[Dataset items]

— Begin —

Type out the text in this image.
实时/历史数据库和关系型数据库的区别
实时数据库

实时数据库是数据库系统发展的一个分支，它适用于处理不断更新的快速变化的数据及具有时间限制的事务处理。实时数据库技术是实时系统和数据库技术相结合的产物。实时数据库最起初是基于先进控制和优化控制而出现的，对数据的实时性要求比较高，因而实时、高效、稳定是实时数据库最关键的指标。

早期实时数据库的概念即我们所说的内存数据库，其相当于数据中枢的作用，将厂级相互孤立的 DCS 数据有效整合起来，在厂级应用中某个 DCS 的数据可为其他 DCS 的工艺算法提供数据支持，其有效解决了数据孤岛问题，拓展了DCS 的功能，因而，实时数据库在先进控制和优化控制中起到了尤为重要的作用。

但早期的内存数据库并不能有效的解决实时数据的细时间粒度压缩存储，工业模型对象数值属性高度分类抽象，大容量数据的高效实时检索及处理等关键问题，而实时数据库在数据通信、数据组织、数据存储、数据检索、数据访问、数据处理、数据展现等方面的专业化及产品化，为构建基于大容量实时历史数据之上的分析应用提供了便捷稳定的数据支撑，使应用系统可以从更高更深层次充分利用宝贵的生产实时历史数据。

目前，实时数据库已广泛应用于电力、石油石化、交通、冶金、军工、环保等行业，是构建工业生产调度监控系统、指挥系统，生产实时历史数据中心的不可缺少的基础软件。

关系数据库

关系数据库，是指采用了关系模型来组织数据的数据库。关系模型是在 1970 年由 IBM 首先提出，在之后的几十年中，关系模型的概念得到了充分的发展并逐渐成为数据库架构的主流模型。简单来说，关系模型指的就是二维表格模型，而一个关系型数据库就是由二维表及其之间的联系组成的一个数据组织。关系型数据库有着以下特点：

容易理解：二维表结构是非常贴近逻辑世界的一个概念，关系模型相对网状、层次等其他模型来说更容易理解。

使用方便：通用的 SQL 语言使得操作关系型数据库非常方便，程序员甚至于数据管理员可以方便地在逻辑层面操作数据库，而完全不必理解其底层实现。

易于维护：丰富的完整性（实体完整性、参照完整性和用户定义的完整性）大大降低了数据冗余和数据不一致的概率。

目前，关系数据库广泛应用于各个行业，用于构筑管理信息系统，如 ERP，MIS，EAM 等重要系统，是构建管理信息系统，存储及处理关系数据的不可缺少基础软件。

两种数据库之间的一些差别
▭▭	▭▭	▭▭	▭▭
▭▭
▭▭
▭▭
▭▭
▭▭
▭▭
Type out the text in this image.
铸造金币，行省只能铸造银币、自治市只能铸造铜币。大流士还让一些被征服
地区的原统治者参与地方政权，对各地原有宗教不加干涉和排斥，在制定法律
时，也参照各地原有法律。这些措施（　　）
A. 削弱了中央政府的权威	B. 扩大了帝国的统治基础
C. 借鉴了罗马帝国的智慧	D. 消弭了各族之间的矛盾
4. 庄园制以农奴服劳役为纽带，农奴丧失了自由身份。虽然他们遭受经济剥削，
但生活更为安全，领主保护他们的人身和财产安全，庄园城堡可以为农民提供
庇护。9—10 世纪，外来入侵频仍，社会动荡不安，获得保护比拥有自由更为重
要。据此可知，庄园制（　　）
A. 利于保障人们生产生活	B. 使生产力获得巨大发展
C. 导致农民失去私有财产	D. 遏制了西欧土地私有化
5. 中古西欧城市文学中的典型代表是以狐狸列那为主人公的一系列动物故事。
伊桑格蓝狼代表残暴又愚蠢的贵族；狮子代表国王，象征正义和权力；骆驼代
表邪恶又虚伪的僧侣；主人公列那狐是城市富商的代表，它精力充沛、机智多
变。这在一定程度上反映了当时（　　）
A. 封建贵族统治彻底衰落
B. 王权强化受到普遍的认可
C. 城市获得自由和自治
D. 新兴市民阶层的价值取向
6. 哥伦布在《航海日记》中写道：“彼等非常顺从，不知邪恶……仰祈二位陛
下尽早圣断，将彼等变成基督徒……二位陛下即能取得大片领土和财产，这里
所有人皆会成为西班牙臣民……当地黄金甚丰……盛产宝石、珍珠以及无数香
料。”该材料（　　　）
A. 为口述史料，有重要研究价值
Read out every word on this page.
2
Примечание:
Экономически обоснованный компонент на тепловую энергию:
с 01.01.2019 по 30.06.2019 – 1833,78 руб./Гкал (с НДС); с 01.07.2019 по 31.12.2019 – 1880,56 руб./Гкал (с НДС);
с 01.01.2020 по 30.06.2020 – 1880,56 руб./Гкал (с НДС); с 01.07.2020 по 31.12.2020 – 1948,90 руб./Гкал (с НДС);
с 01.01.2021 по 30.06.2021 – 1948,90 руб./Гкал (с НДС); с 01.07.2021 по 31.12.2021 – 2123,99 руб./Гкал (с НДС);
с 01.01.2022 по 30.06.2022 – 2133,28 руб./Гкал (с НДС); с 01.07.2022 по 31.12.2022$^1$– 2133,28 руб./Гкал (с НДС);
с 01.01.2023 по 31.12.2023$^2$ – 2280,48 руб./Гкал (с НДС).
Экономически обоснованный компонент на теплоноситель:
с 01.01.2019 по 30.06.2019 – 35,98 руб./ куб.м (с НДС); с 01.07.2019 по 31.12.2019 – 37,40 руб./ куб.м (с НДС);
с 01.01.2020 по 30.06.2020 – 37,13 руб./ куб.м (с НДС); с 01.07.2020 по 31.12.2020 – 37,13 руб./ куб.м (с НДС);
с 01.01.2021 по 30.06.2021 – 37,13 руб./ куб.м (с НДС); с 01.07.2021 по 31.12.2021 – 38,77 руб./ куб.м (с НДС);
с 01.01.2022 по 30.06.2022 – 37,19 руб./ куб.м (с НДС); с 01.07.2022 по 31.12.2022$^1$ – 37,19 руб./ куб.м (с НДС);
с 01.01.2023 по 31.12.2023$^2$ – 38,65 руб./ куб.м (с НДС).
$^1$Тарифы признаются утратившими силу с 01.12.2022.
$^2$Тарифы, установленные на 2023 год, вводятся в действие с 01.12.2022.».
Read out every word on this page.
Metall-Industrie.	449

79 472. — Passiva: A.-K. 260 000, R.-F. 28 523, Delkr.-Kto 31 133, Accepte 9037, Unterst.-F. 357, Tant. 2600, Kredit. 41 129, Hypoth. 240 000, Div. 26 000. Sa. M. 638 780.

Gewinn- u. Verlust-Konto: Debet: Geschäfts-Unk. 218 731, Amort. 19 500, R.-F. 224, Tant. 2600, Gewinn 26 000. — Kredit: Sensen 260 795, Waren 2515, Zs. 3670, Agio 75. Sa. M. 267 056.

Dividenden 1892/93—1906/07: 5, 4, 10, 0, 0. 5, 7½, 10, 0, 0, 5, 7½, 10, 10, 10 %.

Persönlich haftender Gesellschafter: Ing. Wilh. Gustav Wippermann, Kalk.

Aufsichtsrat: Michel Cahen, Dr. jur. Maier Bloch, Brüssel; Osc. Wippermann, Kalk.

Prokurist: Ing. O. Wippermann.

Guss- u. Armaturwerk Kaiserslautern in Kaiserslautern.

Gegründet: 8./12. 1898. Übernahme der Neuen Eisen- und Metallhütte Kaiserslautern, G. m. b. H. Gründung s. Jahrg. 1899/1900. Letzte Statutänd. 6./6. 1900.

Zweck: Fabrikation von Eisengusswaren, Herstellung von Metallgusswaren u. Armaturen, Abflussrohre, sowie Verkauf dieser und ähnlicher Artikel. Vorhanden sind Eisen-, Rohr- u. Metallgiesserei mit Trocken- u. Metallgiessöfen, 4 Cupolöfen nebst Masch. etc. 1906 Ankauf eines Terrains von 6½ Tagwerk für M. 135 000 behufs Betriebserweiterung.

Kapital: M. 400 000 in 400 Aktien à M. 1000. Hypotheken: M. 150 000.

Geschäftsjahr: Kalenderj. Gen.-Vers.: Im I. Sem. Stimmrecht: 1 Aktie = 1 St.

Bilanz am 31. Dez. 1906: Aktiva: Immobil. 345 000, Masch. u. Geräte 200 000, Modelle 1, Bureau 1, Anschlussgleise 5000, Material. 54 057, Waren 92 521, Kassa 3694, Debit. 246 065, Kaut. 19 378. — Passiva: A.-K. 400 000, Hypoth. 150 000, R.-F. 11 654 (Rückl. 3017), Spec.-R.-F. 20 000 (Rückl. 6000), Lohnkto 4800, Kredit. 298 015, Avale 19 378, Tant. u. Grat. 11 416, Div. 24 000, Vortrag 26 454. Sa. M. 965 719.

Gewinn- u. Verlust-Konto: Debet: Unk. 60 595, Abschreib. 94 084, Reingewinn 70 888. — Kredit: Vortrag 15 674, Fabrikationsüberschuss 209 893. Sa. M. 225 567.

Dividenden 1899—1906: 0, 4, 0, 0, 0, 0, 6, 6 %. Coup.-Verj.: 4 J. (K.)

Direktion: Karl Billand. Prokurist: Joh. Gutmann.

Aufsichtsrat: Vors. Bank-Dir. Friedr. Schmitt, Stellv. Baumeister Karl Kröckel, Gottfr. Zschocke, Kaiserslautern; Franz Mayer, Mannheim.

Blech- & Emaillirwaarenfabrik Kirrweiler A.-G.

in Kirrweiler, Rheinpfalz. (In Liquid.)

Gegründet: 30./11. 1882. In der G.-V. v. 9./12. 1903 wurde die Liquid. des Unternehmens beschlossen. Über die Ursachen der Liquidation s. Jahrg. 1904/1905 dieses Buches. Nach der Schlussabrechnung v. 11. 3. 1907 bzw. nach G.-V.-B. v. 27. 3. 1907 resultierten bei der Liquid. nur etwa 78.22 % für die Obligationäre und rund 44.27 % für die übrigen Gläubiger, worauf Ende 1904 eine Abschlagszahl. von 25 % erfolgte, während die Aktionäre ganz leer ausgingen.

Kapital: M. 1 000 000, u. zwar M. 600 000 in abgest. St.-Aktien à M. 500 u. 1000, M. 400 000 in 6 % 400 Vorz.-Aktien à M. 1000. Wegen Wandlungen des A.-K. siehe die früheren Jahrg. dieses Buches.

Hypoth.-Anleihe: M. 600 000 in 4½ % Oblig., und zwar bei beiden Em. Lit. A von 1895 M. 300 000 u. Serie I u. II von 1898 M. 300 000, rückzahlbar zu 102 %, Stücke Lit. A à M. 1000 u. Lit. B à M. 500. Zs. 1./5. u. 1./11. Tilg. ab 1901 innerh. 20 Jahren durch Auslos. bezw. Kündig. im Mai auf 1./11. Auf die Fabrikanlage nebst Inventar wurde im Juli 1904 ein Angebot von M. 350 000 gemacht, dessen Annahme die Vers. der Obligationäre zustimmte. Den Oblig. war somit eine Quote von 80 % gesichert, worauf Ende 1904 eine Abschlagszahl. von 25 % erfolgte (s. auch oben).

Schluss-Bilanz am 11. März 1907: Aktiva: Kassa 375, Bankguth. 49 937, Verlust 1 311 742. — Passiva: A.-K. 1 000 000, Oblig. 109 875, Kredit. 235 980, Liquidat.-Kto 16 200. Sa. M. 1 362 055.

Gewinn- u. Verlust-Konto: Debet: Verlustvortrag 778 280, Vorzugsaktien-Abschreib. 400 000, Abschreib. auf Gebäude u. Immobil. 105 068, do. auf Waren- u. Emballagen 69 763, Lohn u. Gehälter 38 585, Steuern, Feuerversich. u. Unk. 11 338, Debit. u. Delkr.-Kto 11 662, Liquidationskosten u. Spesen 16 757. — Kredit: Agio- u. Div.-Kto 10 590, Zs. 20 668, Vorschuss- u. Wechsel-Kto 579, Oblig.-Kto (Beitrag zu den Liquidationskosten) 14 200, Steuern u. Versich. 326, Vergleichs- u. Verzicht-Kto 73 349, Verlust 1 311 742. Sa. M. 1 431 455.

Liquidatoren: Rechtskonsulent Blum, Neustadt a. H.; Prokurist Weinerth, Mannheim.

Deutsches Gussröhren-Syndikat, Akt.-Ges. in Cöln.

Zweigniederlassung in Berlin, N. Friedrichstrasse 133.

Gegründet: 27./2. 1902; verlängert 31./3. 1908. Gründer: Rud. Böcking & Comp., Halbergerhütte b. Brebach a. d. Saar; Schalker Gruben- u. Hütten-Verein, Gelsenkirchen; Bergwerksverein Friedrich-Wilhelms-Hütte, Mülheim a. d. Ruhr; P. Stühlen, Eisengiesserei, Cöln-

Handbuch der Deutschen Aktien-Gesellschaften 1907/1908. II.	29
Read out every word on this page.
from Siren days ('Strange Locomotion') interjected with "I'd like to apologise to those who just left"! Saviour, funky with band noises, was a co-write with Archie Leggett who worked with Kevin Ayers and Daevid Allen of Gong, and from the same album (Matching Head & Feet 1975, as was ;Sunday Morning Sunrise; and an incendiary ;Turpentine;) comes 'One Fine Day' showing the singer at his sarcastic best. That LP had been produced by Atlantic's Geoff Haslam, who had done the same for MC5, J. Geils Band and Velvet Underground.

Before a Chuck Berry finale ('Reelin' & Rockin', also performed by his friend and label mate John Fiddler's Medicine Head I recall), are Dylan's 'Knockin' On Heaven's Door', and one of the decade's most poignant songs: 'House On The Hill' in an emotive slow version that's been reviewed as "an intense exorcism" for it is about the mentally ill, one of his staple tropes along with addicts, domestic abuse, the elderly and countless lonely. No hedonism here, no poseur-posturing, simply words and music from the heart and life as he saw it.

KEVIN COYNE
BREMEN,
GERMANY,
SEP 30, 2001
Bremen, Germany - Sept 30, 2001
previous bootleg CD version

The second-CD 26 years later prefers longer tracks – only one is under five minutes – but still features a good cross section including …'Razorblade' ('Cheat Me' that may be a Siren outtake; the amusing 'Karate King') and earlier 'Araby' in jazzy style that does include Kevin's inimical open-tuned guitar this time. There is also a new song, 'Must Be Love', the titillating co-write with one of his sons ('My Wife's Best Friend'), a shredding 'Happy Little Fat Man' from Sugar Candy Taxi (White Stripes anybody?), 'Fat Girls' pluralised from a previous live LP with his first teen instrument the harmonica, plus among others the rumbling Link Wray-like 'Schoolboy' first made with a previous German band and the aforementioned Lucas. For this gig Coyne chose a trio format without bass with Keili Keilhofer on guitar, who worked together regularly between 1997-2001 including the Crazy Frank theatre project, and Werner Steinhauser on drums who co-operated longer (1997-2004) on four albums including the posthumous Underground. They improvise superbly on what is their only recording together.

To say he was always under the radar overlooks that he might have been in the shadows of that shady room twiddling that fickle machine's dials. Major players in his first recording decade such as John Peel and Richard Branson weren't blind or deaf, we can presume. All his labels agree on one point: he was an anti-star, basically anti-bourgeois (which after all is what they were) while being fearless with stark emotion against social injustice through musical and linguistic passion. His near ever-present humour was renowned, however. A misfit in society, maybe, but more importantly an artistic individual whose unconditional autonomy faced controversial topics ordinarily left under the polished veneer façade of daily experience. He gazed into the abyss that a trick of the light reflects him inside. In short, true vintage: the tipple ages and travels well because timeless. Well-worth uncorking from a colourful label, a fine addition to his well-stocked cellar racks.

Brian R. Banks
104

— End —

# WHAT YOU HAVE TO DO
Select and copy every line of the listing with the word "компонент".

# SOLVED PROBLEM
Экономически обоснованный компонент на тепловую энергию:
Экономически обоснованный компонент на теплоноситель:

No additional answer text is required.